### To be done
Work out how many lines of the listing hold the string "JSON", then answer with that number and nothing else.

[Figure record listings]
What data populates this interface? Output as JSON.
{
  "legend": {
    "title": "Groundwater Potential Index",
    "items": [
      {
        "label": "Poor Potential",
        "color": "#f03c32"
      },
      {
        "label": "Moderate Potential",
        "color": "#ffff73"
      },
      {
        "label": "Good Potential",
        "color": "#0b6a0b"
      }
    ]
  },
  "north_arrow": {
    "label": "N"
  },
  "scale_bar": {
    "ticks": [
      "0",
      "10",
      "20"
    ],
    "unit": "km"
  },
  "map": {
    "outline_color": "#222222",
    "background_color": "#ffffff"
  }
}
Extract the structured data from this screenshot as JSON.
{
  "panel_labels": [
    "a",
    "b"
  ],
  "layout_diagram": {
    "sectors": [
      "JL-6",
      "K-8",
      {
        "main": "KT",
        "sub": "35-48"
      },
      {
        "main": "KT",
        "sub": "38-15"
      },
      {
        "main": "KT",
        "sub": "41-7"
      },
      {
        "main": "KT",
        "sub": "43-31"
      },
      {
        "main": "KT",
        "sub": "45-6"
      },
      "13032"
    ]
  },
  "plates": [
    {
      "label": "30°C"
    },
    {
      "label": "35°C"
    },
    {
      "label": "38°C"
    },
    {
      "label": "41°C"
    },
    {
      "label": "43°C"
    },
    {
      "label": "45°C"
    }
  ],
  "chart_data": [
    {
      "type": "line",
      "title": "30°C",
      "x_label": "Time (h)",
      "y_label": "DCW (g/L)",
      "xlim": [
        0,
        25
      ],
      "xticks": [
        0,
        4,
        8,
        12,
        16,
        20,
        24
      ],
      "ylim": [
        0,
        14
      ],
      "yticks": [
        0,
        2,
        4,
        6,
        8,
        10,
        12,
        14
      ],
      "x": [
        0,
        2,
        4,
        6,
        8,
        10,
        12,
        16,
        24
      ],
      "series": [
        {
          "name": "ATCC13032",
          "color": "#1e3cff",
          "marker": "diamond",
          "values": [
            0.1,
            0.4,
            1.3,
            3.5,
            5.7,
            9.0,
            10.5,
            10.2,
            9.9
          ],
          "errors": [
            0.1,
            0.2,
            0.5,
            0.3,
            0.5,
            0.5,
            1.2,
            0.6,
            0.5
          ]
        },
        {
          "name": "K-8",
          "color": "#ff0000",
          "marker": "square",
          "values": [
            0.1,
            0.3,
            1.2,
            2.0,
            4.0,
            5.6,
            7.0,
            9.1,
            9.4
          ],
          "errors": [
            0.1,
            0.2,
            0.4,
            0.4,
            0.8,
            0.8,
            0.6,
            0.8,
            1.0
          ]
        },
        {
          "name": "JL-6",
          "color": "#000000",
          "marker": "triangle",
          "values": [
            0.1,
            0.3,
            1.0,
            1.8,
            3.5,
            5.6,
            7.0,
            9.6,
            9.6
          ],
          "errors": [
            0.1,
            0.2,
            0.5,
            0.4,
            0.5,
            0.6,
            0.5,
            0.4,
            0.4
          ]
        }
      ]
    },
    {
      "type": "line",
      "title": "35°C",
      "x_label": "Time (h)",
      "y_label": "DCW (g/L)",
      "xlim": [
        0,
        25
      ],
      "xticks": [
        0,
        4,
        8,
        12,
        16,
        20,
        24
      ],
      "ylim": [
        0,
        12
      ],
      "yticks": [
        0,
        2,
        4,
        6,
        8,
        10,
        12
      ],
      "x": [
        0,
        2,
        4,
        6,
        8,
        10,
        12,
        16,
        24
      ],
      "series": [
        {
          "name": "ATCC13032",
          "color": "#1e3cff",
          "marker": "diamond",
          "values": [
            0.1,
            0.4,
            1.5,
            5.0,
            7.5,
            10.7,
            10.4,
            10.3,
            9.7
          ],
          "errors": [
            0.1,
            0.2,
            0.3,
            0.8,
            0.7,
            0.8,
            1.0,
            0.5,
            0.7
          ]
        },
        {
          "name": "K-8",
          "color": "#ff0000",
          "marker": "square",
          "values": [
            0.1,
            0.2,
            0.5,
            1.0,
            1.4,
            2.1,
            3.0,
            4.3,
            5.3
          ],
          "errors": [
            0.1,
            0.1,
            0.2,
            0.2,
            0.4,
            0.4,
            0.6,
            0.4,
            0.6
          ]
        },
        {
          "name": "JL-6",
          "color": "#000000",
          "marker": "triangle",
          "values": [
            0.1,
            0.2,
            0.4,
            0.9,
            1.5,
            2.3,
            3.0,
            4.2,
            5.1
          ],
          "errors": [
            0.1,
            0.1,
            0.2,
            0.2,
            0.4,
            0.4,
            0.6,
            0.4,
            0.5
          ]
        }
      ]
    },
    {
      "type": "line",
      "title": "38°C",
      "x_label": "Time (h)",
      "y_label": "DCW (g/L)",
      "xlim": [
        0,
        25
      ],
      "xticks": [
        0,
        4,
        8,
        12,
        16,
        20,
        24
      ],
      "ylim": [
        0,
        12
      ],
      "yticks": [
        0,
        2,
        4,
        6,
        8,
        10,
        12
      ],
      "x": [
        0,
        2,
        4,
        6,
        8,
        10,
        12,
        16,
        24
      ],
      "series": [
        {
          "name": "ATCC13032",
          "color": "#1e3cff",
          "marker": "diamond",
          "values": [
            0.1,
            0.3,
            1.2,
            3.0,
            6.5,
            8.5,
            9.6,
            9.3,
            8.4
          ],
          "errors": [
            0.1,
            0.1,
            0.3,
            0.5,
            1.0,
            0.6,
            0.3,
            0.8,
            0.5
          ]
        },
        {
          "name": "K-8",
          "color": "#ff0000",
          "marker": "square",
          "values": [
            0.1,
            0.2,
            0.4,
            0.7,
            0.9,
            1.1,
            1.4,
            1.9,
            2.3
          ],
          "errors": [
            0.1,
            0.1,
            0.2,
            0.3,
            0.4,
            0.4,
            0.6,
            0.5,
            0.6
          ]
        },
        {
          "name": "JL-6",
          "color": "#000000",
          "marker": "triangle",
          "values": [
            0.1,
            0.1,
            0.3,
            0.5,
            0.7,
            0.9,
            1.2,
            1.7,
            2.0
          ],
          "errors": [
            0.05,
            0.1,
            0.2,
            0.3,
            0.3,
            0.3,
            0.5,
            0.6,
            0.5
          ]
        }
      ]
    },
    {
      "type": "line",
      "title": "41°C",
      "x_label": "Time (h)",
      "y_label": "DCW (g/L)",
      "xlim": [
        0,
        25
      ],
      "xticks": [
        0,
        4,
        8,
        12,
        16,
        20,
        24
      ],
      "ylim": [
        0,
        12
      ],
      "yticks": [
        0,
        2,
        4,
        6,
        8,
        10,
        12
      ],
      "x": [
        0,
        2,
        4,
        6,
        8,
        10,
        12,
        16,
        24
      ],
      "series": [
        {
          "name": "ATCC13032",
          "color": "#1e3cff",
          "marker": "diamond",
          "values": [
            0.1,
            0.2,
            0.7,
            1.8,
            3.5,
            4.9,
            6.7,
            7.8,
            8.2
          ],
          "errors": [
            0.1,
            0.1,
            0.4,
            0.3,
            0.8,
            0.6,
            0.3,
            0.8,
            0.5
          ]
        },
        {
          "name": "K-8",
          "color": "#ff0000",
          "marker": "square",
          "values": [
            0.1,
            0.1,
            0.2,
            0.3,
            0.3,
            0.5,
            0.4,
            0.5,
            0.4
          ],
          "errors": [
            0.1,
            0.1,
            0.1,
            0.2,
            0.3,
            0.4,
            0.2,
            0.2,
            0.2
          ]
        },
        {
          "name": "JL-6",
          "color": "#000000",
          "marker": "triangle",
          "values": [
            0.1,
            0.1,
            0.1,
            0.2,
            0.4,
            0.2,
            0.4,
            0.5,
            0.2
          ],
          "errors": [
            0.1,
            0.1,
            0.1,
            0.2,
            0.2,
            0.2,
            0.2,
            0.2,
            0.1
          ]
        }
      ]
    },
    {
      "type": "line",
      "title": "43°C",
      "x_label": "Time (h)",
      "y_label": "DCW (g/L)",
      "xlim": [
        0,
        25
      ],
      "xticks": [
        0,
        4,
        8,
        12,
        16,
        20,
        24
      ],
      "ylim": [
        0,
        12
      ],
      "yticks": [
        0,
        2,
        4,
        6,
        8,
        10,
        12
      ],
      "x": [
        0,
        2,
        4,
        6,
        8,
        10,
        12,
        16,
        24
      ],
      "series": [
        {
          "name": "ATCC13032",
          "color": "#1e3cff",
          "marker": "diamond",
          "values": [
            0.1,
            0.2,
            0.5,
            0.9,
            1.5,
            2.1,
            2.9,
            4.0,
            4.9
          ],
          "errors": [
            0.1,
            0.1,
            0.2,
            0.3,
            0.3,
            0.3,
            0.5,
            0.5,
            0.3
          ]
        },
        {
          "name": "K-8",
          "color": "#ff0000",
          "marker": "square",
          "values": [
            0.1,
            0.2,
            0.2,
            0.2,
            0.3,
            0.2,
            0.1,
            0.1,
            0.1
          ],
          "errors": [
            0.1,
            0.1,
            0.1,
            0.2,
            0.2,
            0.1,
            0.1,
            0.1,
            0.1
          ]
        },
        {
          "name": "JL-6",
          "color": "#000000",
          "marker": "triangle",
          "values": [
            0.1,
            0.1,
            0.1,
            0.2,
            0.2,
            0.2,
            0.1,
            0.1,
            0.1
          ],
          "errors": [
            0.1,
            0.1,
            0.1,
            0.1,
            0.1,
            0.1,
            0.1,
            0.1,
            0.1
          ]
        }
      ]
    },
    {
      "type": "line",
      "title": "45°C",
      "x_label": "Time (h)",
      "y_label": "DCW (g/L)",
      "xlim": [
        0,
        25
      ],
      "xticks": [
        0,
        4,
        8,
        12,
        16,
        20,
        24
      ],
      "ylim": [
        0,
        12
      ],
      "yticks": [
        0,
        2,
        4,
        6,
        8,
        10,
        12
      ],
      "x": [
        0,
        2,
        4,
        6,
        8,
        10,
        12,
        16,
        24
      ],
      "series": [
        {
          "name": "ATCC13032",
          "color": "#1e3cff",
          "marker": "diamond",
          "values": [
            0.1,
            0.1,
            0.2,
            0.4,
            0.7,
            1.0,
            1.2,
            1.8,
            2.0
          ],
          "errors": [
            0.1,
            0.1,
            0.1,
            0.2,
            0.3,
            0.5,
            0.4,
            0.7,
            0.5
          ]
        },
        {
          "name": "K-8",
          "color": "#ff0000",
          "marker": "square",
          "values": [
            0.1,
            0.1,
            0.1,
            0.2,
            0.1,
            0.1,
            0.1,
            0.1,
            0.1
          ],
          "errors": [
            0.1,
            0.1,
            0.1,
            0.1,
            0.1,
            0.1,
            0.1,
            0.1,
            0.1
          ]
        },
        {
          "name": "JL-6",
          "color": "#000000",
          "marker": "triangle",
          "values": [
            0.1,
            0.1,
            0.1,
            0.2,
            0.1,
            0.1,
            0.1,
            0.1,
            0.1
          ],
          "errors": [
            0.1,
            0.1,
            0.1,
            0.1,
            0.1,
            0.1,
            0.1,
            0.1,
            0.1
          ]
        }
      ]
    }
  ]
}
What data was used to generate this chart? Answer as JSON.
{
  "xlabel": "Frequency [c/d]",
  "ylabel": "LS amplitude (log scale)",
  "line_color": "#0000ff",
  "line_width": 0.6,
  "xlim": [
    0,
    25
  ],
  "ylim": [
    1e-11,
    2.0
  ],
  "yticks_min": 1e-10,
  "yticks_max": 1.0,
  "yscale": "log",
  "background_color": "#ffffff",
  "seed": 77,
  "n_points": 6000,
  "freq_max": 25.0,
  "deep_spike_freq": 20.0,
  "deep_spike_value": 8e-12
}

### Answer to the problem
3